In the material below, find all lines with the string "Правительства" and copy them.

--- start of Record extracts ---

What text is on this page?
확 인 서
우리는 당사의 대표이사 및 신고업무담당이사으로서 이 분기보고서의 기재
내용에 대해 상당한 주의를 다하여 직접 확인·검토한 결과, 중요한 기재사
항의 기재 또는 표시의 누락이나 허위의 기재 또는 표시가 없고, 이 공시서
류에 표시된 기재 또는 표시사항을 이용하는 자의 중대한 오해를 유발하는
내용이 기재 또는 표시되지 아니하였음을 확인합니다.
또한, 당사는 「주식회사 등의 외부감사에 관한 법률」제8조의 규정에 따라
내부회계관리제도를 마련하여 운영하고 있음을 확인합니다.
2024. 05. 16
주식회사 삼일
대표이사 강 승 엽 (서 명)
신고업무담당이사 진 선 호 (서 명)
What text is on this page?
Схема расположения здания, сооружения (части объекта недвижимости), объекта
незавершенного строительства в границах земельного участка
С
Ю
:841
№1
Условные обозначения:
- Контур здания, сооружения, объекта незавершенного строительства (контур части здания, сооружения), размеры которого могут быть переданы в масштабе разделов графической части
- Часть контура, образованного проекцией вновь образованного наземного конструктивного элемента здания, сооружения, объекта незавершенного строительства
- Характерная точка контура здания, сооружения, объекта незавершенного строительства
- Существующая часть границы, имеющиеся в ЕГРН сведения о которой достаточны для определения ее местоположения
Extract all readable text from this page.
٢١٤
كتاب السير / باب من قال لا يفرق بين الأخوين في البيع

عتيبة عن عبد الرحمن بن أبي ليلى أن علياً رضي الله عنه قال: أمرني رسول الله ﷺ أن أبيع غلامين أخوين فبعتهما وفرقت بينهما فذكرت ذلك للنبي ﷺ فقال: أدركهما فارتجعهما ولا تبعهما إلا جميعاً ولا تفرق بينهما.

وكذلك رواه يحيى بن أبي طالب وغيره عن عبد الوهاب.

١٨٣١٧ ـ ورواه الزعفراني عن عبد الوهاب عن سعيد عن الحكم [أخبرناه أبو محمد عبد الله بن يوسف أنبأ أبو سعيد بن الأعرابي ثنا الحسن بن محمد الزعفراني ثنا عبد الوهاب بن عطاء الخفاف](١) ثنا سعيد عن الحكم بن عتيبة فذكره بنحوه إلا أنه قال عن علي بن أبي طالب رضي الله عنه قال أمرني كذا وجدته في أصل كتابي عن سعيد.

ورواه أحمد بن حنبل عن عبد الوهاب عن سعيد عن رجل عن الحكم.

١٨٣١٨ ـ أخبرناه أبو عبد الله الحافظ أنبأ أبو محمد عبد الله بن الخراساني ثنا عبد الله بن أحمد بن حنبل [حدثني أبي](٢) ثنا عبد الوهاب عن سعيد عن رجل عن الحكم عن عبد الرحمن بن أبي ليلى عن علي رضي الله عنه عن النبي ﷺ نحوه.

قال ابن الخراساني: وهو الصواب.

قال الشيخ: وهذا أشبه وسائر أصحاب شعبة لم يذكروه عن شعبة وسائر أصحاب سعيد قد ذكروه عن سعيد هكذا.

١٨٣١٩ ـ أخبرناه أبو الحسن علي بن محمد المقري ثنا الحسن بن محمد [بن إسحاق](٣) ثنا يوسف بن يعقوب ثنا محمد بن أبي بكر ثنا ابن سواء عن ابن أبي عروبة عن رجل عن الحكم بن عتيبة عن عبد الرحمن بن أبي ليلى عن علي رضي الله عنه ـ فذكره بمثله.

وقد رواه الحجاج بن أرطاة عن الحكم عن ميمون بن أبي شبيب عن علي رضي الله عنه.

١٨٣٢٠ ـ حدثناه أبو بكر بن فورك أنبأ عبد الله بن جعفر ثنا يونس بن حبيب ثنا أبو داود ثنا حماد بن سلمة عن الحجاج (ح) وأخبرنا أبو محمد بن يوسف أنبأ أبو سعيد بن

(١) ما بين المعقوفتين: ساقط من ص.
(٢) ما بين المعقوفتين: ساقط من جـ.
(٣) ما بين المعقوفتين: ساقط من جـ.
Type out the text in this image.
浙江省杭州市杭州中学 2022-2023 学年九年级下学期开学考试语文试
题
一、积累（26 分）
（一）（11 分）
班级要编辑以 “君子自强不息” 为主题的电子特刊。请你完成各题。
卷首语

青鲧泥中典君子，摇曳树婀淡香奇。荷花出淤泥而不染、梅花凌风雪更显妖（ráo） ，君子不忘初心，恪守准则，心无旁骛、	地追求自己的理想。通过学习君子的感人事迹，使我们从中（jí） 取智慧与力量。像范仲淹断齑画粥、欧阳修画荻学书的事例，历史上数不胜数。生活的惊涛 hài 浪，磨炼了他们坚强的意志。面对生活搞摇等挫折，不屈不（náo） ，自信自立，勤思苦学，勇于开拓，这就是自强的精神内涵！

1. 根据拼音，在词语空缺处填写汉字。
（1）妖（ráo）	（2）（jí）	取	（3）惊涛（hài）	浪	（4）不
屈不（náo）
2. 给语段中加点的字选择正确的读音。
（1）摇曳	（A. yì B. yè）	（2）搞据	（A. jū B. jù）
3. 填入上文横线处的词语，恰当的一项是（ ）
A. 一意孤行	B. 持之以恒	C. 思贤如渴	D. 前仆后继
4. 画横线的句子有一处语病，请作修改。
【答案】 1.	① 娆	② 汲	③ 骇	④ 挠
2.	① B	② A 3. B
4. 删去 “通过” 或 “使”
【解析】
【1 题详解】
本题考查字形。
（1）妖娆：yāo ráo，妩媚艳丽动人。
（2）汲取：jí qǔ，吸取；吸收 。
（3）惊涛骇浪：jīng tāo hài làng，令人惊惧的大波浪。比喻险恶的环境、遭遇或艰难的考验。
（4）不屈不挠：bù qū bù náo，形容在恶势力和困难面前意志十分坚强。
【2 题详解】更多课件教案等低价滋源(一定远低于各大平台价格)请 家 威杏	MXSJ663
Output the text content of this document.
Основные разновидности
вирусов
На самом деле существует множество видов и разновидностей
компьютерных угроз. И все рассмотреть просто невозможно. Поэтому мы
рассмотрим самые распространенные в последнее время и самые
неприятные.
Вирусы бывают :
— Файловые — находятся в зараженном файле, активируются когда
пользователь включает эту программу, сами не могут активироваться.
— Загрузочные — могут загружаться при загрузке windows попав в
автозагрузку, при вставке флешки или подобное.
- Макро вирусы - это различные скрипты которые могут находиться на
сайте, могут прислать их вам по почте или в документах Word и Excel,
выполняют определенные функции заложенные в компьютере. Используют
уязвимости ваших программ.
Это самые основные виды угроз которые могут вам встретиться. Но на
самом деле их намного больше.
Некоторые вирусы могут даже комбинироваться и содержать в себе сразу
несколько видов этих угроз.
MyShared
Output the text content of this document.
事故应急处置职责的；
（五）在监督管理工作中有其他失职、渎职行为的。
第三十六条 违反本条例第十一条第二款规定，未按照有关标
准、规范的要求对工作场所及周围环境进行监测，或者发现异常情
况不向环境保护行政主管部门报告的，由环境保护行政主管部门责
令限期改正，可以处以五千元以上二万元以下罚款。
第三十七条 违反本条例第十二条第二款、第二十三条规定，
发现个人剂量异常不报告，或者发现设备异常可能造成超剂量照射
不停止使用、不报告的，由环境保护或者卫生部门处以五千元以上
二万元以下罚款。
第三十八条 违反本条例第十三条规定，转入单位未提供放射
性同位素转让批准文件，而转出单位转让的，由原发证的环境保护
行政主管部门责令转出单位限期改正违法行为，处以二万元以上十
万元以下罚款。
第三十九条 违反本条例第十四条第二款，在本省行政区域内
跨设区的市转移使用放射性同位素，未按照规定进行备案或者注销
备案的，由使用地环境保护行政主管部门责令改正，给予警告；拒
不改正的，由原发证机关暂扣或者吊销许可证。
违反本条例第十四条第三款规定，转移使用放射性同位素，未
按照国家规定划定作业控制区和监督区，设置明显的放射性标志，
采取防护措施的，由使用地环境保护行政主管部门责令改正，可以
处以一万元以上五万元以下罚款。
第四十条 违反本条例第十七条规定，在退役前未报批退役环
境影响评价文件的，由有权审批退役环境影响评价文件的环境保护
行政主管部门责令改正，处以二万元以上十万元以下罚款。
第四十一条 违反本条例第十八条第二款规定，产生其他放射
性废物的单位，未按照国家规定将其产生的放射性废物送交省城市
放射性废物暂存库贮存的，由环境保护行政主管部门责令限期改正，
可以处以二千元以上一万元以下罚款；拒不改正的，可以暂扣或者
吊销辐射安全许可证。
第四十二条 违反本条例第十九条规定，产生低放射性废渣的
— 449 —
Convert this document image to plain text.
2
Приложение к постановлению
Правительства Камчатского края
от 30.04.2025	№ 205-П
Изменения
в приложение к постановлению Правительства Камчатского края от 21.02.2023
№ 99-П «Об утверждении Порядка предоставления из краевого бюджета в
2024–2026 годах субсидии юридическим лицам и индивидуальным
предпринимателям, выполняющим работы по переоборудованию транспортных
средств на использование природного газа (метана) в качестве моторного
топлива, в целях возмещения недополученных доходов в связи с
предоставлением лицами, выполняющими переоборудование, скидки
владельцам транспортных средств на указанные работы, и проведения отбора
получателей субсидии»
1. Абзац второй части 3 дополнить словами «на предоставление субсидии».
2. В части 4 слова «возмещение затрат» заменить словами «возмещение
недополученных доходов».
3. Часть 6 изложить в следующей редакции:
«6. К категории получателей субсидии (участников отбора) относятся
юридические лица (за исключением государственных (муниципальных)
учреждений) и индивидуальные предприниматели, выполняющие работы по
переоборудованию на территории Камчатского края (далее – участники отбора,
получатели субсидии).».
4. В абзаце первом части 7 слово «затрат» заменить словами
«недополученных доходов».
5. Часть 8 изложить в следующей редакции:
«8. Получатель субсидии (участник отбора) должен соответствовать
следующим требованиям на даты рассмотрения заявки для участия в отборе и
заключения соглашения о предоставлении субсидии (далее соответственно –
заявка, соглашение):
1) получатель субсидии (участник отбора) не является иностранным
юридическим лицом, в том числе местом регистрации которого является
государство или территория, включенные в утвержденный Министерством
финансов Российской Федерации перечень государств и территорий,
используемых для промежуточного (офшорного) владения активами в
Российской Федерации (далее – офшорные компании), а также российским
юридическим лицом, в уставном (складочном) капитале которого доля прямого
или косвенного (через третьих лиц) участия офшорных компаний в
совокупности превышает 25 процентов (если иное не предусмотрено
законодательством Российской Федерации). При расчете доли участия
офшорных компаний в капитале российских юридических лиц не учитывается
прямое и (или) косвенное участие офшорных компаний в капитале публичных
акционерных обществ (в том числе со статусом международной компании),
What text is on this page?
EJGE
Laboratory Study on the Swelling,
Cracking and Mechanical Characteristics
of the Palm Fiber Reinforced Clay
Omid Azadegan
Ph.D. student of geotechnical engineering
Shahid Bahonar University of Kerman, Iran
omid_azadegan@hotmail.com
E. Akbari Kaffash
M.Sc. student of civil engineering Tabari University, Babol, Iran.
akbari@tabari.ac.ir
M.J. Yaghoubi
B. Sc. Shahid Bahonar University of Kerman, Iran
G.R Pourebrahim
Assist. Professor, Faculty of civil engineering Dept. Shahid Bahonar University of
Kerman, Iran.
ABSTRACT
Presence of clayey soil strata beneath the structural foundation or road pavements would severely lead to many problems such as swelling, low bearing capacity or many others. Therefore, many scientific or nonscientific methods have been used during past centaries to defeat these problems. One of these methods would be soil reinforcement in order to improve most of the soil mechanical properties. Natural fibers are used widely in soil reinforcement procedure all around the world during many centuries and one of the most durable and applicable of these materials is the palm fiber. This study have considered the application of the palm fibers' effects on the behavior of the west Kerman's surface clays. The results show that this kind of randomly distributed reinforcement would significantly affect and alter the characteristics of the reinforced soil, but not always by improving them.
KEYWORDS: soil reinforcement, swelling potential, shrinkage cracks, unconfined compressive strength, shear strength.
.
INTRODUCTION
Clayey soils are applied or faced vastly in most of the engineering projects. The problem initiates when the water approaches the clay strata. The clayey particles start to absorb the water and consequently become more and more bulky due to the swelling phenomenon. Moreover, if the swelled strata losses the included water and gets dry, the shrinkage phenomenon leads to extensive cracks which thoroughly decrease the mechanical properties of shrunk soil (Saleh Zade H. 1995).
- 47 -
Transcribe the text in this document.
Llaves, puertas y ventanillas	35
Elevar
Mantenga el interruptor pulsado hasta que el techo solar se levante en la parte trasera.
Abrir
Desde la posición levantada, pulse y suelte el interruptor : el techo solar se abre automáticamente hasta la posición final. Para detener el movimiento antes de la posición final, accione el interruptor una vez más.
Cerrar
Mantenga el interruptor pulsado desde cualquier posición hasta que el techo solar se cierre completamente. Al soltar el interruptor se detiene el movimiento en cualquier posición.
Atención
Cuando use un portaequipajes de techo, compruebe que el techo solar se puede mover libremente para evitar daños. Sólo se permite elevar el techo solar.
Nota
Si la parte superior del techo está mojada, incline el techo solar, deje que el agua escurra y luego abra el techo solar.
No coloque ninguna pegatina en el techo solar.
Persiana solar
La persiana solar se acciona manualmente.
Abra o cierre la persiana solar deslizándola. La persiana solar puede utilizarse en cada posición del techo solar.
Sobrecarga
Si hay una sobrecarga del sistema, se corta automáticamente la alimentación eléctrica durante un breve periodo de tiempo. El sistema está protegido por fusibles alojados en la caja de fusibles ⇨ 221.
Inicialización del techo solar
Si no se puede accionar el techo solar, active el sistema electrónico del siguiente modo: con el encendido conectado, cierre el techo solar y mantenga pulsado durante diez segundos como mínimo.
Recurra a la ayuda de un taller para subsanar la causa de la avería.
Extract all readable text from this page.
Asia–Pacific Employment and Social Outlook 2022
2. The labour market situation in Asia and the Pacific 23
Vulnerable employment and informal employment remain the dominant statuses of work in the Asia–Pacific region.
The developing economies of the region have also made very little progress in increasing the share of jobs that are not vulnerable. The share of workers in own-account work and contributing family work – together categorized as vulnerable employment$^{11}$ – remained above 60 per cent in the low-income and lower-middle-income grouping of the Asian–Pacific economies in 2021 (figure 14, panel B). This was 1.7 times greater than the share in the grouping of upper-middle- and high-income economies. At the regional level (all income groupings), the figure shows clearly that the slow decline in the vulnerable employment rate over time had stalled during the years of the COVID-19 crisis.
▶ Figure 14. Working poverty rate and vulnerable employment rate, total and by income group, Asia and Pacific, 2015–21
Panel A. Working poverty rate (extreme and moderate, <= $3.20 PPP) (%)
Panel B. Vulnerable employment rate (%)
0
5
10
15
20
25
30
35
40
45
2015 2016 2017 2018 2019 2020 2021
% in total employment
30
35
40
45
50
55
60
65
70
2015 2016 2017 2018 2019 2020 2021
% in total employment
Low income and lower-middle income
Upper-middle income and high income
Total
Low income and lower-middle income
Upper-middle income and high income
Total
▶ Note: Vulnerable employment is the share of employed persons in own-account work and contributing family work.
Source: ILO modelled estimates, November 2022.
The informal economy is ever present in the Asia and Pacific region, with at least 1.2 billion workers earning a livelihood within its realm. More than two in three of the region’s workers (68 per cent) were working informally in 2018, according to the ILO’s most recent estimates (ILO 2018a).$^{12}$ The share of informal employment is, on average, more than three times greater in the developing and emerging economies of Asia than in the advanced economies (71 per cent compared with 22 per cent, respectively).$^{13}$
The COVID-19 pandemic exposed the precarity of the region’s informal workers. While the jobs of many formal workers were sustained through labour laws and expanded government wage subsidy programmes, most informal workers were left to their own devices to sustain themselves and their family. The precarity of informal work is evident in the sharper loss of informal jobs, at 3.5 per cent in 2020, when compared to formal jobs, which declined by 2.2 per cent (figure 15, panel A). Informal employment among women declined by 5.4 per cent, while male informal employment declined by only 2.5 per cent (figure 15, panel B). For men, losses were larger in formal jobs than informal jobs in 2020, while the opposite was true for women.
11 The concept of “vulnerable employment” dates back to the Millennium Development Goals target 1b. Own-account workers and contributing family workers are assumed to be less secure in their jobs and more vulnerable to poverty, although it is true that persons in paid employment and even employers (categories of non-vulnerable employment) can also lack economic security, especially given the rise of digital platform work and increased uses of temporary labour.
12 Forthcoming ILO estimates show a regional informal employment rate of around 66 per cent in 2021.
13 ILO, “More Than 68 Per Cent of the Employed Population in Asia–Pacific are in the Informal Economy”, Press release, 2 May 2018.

--- end of Record extracts ---

**Output**
Правительства Камчатского края
в приложение к постановлению Правительства Камчатского края от 21.02.2023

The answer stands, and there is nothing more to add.